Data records
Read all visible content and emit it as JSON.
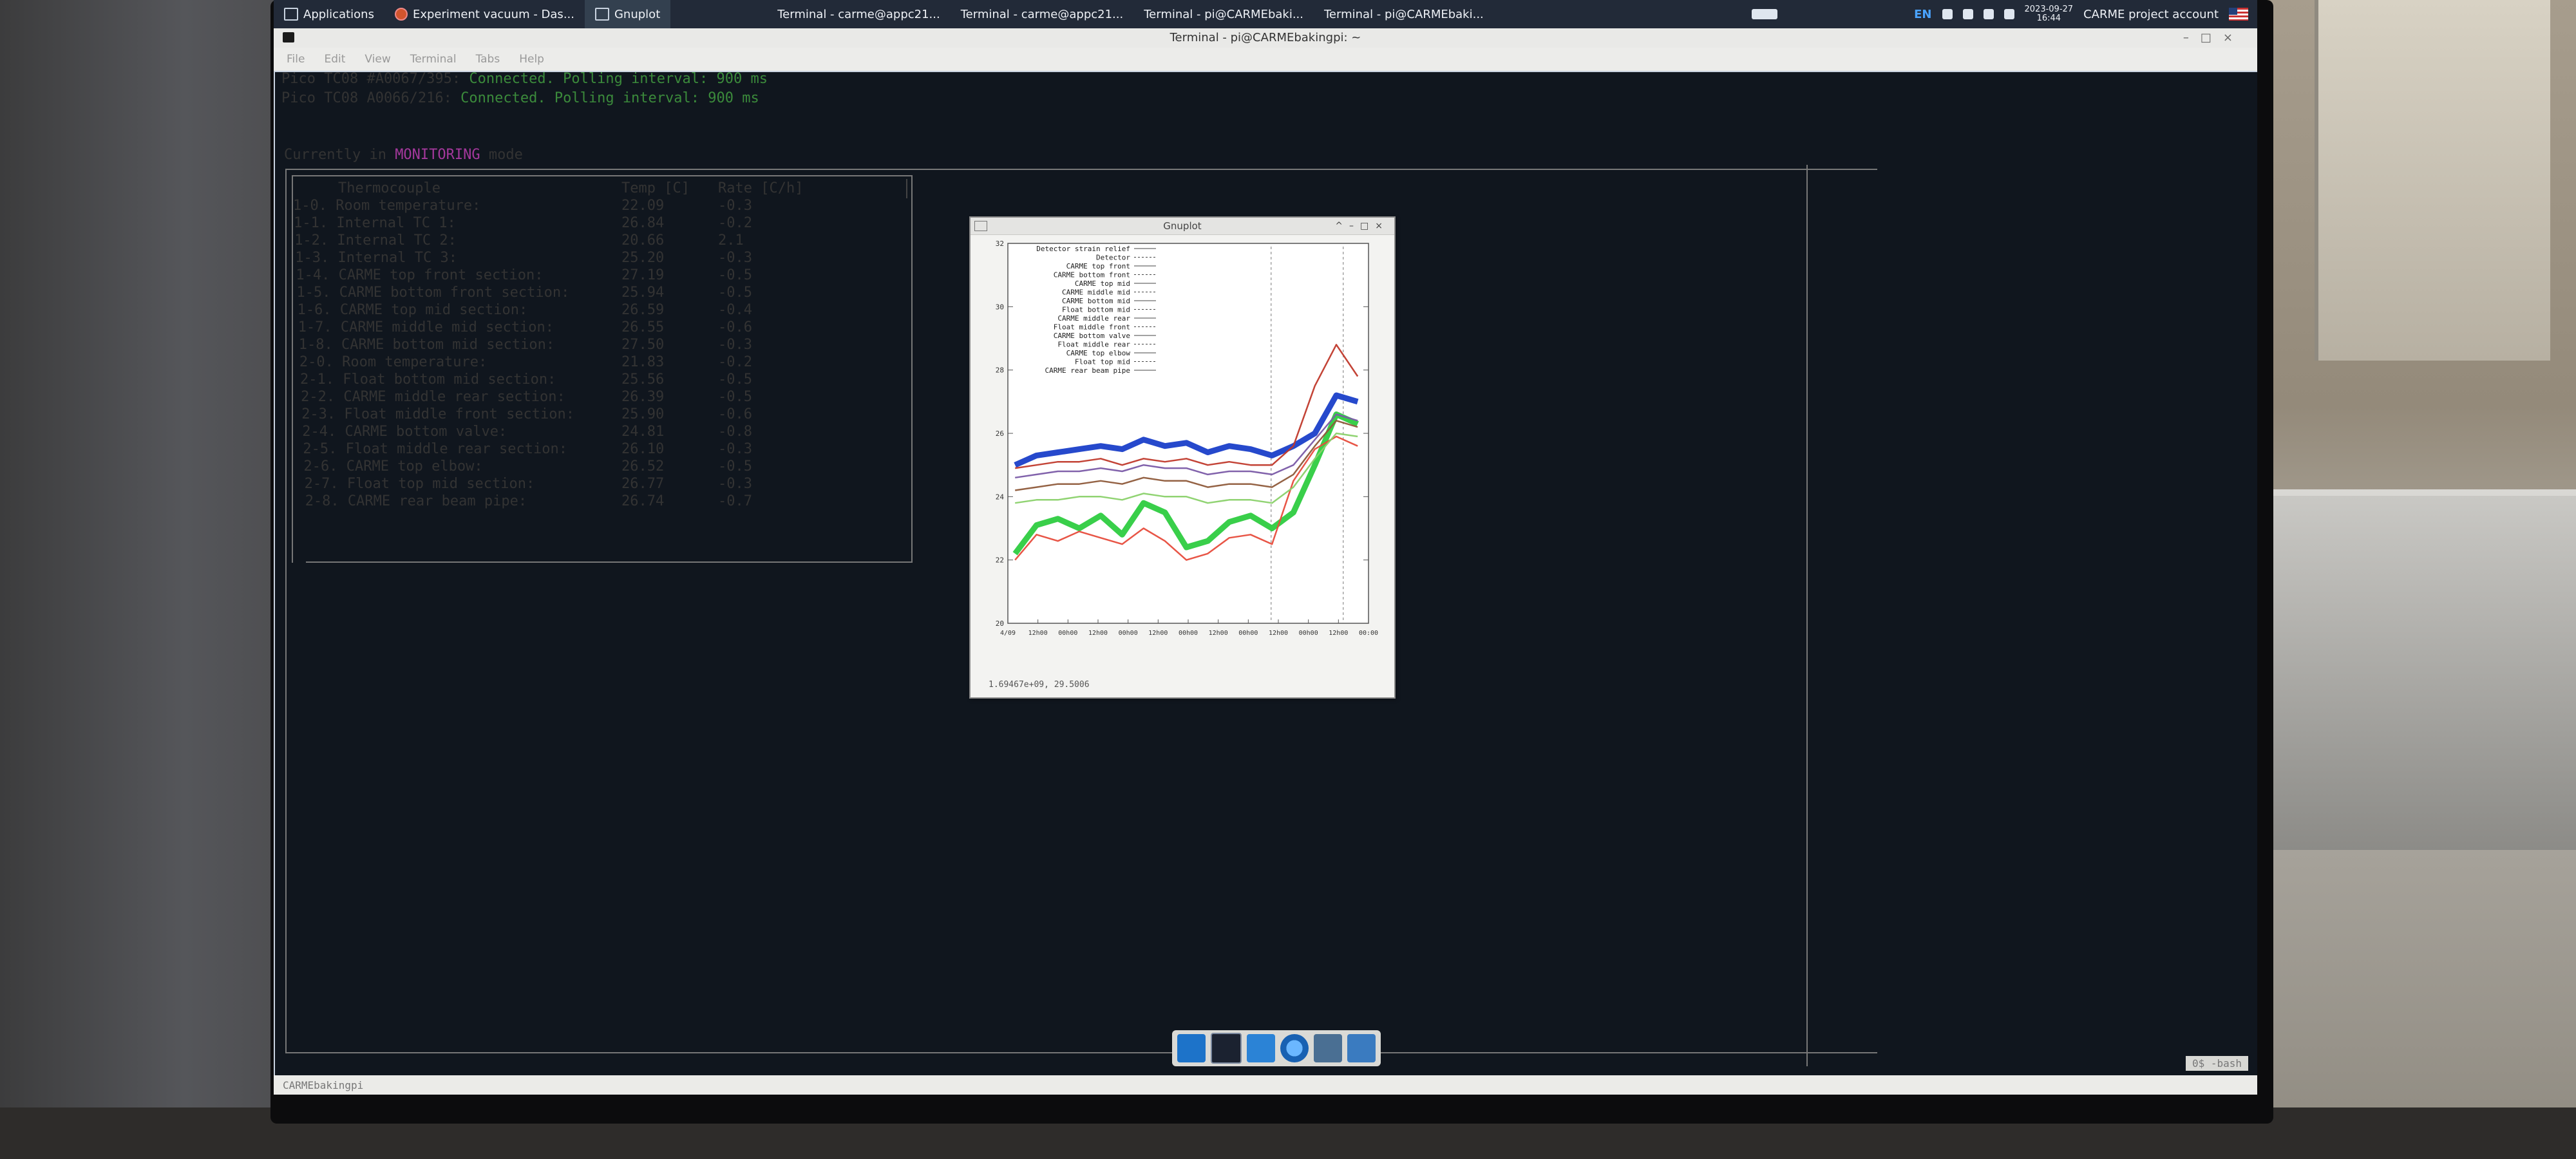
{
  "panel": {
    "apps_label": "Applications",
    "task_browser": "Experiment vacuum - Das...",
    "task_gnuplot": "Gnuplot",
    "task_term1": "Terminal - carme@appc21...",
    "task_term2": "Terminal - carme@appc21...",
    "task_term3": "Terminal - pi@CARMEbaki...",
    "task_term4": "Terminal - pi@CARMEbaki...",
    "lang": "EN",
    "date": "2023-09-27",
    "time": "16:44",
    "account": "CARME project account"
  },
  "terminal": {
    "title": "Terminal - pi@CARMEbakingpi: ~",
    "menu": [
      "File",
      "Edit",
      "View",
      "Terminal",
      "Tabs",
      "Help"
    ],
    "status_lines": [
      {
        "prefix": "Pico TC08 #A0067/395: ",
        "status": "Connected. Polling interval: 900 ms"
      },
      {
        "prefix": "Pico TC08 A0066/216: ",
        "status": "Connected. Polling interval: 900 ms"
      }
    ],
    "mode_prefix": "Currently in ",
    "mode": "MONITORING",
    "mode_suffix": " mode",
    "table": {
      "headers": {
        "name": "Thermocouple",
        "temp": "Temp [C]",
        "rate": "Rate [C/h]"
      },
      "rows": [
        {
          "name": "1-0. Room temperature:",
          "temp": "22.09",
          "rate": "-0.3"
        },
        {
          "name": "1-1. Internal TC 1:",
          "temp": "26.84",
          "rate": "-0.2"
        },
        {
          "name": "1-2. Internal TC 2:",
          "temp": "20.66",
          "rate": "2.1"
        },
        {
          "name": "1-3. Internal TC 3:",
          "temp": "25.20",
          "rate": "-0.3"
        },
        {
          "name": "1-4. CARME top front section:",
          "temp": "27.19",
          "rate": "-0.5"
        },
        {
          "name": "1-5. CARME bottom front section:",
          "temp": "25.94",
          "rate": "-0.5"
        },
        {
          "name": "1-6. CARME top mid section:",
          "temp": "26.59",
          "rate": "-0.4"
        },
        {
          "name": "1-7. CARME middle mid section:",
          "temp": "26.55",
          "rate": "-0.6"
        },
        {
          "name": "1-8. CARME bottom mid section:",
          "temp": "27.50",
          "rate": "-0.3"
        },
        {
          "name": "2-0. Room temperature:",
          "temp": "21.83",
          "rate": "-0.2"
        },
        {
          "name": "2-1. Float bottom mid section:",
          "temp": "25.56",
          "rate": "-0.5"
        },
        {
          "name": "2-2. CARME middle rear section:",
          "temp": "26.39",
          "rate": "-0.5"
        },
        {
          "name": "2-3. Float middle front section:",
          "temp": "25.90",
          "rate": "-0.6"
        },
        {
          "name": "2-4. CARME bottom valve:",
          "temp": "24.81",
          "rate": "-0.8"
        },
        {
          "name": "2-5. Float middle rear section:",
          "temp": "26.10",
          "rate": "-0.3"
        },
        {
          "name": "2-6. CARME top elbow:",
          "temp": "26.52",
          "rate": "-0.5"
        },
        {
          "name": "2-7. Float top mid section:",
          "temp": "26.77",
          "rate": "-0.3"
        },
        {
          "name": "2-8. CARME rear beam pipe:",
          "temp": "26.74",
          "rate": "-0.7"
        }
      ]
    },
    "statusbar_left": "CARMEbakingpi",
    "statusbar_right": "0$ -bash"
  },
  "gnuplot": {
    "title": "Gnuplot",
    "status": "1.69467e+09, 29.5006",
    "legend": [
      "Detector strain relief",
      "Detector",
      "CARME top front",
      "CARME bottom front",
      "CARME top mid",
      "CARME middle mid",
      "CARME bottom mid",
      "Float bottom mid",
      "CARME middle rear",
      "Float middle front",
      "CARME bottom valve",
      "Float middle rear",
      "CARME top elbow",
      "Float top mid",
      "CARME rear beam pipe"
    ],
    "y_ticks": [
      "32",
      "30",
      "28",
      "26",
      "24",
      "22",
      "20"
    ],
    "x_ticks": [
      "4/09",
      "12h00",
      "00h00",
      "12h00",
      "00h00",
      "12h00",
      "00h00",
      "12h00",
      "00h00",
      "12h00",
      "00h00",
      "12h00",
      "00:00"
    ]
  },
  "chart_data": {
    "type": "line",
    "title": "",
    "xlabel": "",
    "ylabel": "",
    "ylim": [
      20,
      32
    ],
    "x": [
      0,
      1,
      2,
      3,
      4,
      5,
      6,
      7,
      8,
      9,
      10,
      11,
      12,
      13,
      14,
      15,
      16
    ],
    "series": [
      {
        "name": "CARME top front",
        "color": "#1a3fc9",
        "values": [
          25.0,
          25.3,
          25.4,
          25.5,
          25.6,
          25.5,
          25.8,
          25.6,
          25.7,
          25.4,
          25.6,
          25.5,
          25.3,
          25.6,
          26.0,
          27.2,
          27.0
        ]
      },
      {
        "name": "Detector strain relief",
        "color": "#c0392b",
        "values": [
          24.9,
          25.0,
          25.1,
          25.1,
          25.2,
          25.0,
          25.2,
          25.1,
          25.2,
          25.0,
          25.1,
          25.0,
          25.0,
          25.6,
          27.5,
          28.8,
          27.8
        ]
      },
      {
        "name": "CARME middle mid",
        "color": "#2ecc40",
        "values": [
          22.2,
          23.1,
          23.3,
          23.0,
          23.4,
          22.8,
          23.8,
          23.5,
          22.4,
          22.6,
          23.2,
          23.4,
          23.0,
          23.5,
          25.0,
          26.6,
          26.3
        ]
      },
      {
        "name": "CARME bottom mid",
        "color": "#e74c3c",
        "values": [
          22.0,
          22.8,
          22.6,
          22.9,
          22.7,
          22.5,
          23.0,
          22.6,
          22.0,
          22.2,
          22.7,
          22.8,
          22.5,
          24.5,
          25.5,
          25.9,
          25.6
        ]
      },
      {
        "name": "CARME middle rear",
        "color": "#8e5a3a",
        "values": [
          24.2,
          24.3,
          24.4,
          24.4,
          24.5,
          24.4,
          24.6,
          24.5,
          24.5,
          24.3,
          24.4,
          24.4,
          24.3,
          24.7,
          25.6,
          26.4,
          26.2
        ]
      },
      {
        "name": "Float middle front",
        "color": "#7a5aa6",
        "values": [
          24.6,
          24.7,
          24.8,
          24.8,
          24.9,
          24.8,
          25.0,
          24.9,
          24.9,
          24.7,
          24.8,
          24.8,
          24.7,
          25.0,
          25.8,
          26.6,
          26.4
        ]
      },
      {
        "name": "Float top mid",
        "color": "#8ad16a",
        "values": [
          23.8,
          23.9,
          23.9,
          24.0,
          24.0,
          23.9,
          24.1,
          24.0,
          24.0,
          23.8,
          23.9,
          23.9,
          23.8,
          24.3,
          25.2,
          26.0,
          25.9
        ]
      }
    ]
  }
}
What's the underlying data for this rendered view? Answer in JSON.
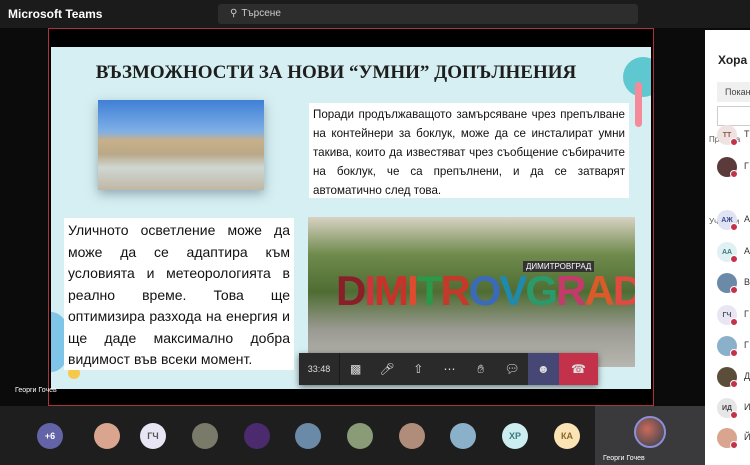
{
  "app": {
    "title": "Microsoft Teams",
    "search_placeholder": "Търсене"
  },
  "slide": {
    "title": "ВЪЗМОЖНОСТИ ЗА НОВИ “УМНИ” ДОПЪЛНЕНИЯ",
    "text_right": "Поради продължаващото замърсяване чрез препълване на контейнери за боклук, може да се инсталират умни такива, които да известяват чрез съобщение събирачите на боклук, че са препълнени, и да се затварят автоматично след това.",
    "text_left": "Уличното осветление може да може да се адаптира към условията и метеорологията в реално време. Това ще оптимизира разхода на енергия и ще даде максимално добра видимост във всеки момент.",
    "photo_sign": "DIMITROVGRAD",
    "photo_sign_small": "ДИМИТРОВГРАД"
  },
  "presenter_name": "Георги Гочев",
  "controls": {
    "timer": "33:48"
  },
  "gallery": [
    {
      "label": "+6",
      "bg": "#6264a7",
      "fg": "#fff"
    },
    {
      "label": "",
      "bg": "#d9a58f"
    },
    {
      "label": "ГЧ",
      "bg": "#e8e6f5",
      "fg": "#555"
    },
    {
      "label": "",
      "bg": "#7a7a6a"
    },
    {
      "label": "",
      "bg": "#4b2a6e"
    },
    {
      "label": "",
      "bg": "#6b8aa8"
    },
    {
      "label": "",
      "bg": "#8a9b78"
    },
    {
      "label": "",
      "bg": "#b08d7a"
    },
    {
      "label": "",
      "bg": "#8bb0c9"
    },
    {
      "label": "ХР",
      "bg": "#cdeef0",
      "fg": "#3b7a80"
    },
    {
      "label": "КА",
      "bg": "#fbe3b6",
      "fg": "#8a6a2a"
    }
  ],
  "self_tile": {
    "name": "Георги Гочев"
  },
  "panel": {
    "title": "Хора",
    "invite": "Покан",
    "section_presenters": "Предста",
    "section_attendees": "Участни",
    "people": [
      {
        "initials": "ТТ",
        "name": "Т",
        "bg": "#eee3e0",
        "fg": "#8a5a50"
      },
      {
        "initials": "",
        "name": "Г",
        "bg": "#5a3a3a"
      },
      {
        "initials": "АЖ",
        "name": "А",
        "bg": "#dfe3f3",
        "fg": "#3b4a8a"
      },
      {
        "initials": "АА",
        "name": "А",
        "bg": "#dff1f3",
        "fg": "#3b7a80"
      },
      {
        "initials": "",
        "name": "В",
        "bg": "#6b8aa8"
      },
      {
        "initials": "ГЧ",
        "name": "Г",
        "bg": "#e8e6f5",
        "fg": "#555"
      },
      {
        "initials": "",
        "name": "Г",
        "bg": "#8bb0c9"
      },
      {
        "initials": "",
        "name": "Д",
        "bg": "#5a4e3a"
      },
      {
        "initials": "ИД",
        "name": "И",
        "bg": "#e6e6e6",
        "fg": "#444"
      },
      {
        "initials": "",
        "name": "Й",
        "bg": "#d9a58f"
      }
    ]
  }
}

**WORK REQUIRED:** Scan the material line by line and report each one that contains "pipe".

**FINISHED EXERCISE:**
          "name": "2-8. CARME rear beam pipe:",
      "CARME rear beam pipe"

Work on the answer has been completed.